__WHAT TO WORK ON__:
Find the lines with the string "were" and return them.

__THE DATA__:
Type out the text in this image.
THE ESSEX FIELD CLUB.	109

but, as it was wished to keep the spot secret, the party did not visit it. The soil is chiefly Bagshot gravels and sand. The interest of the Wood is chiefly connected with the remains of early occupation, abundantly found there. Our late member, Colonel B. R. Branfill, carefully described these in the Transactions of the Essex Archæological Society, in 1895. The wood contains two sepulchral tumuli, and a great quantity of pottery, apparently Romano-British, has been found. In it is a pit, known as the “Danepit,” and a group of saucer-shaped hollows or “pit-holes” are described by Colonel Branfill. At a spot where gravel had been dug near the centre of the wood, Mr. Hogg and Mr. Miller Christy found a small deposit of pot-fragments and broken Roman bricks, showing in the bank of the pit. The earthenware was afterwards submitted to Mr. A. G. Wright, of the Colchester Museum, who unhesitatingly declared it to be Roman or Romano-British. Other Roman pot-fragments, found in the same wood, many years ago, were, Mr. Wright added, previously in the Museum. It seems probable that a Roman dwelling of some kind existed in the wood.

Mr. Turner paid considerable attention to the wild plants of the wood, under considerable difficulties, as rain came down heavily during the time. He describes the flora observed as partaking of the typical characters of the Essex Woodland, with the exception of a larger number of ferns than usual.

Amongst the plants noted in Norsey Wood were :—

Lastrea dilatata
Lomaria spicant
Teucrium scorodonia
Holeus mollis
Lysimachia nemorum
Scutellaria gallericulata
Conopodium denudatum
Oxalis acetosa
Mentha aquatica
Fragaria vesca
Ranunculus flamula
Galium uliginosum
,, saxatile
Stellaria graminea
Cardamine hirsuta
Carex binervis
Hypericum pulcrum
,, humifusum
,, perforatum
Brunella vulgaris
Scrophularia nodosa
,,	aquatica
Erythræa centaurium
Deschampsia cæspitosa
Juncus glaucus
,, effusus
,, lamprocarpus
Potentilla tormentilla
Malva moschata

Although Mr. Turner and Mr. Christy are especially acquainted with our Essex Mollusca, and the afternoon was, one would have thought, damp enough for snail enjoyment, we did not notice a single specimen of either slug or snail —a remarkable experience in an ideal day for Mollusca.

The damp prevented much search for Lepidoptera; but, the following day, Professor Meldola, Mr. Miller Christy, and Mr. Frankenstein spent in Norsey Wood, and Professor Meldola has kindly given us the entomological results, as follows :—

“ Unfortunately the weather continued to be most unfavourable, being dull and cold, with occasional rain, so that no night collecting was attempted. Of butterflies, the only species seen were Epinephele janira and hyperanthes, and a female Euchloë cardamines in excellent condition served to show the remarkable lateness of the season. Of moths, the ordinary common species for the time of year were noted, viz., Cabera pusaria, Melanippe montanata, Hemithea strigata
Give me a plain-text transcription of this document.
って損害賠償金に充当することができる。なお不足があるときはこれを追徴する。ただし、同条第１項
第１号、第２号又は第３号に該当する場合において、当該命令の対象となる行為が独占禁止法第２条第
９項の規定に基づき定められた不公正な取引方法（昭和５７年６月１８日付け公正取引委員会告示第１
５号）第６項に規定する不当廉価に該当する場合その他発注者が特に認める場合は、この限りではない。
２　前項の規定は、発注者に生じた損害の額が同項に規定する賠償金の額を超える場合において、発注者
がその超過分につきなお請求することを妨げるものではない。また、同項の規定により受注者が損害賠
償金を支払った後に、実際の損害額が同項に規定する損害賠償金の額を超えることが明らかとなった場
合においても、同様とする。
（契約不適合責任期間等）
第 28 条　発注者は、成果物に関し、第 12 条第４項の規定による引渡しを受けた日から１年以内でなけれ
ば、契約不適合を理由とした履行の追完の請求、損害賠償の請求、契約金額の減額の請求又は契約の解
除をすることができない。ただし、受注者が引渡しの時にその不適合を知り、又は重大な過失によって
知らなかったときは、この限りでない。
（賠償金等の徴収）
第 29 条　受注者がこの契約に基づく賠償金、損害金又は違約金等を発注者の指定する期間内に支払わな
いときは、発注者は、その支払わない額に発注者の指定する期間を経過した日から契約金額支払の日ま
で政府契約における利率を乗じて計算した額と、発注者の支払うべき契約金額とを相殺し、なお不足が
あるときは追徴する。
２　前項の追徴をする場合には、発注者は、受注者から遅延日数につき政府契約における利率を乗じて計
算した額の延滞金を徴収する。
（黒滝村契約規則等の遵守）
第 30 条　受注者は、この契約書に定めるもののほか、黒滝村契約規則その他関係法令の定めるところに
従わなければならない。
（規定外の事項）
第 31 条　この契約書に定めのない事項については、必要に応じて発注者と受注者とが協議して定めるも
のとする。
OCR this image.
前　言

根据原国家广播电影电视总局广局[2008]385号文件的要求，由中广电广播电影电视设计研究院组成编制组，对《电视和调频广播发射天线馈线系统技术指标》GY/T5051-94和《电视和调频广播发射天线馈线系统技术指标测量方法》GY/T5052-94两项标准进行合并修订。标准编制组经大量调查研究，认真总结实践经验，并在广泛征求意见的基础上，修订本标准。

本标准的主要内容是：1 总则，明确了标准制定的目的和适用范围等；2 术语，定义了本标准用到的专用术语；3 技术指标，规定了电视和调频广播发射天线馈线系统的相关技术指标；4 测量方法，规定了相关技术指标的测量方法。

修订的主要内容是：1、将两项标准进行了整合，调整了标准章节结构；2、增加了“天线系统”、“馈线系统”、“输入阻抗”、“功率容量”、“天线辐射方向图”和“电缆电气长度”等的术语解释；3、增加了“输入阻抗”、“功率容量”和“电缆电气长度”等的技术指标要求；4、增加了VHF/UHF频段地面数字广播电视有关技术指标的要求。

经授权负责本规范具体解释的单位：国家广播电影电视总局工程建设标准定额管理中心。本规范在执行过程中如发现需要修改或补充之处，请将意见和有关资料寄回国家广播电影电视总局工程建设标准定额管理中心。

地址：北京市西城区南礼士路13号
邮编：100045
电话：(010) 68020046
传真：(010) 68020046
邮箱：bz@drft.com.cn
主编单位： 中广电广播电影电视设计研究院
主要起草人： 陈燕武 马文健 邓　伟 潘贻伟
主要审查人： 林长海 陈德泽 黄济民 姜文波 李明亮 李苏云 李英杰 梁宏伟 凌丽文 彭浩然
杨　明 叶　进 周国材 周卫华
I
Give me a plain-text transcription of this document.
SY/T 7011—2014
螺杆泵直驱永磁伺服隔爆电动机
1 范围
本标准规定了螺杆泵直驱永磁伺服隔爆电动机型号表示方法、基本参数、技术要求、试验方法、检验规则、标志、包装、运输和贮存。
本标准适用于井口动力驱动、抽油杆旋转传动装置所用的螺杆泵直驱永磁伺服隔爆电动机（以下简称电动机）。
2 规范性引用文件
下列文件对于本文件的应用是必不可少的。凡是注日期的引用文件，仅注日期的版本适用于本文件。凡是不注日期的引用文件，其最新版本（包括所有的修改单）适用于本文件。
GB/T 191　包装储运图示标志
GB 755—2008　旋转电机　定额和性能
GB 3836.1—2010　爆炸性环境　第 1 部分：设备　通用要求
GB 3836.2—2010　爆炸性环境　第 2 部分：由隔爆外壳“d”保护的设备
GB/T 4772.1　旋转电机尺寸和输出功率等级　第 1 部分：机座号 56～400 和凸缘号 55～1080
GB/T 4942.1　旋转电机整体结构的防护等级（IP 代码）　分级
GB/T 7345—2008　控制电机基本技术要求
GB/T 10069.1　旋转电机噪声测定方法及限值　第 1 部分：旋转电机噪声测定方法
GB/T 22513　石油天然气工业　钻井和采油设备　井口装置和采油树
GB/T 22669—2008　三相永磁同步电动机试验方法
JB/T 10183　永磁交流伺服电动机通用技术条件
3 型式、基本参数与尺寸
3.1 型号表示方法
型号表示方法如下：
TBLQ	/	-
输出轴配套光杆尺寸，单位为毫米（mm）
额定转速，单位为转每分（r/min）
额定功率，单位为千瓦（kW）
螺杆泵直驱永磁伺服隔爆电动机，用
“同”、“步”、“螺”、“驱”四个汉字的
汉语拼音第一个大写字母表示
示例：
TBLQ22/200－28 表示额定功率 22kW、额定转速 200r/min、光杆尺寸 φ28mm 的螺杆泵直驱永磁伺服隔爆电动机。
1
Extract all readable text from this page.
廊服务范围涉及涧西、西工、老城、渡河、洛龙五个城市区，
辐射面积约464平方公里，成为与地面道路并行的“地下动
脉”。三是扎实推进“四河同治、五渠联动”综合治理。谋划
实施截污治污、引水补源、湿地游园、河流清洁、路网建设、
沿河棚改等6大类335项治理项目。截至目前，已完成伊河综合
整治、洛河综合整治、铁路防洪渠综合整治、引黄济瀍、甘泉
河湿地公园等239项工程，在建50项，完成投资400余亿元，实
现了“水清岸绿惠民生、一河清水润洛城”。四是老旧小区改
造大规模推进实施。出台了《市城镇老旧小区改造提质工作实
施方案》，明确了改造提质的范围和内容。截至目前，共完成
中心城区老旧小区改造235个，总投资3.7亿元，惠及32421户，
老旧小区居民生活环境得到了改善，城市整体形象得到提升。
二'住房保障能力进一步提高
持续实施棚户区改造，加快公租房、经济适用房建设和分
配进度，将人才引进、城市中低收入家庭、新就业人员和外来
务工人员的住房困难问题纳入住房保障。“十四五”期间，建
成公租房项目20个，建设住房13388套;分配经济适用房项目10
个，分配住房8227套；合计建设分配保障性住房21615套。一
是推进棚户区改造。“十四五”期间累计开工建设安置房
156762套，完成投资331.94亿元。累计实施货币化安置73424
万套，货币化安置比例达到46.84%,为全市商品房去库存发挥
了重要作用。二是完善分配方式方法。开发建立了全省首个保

__THE SOLUTION__:
but, as it was wished to keep the spot secret, the party did not visit it. The soil is chiefly Bagshot gravels and sand. The interest of the Wood is chiefly connected with the remains of early occupation, abundantly found there. Our late member, Colonel B. R. Branfill, carefully described these in the Transactions of the Essex Archæological Society, in 1895. The wood contains two sepulchral tumuli, and a great quantity of pottery, apparently Romano-British, has been found. In it is a pit, known as the “Danepit,” and a group of saucer-shaped hollows or “pit-holes” are described by Colonel Branfill. At a spot where gravel had been dug near the centre of the wood, Mr. Hogg and Mr. Miller Christy found a small deposit of pot-fragments and broken Roman bricks, showing in the bank of the pit. The earthenware was afterwards submitted to Mr. A. G. Wright, of the Colchester Museum, who unhesitatingly declared it to be Roman or Romano-British. Other Roman pot-fragments, found in the same wood, many years ago, were, Mr. Wright added, previously in the Museum. It seems probable that a Roman dwelling of some kind existed in the wood.
Amongst the plants noted in Norsey Wood were :—
“ Unfortunately the weather continued to be most unfavourable, being dull and cold, with occasional rain, so that no night collecting was attempted. Of butterflies, the only species seen were Epinephele janira and hyperanthes, and a female Euchloë cardamines in excellent condition served to show the remarkable lateness of the season. Of moths, the ordinary common species for the time of year were noted, viz., Cabera pusaria, Melanippe montanata, Hemithea strigata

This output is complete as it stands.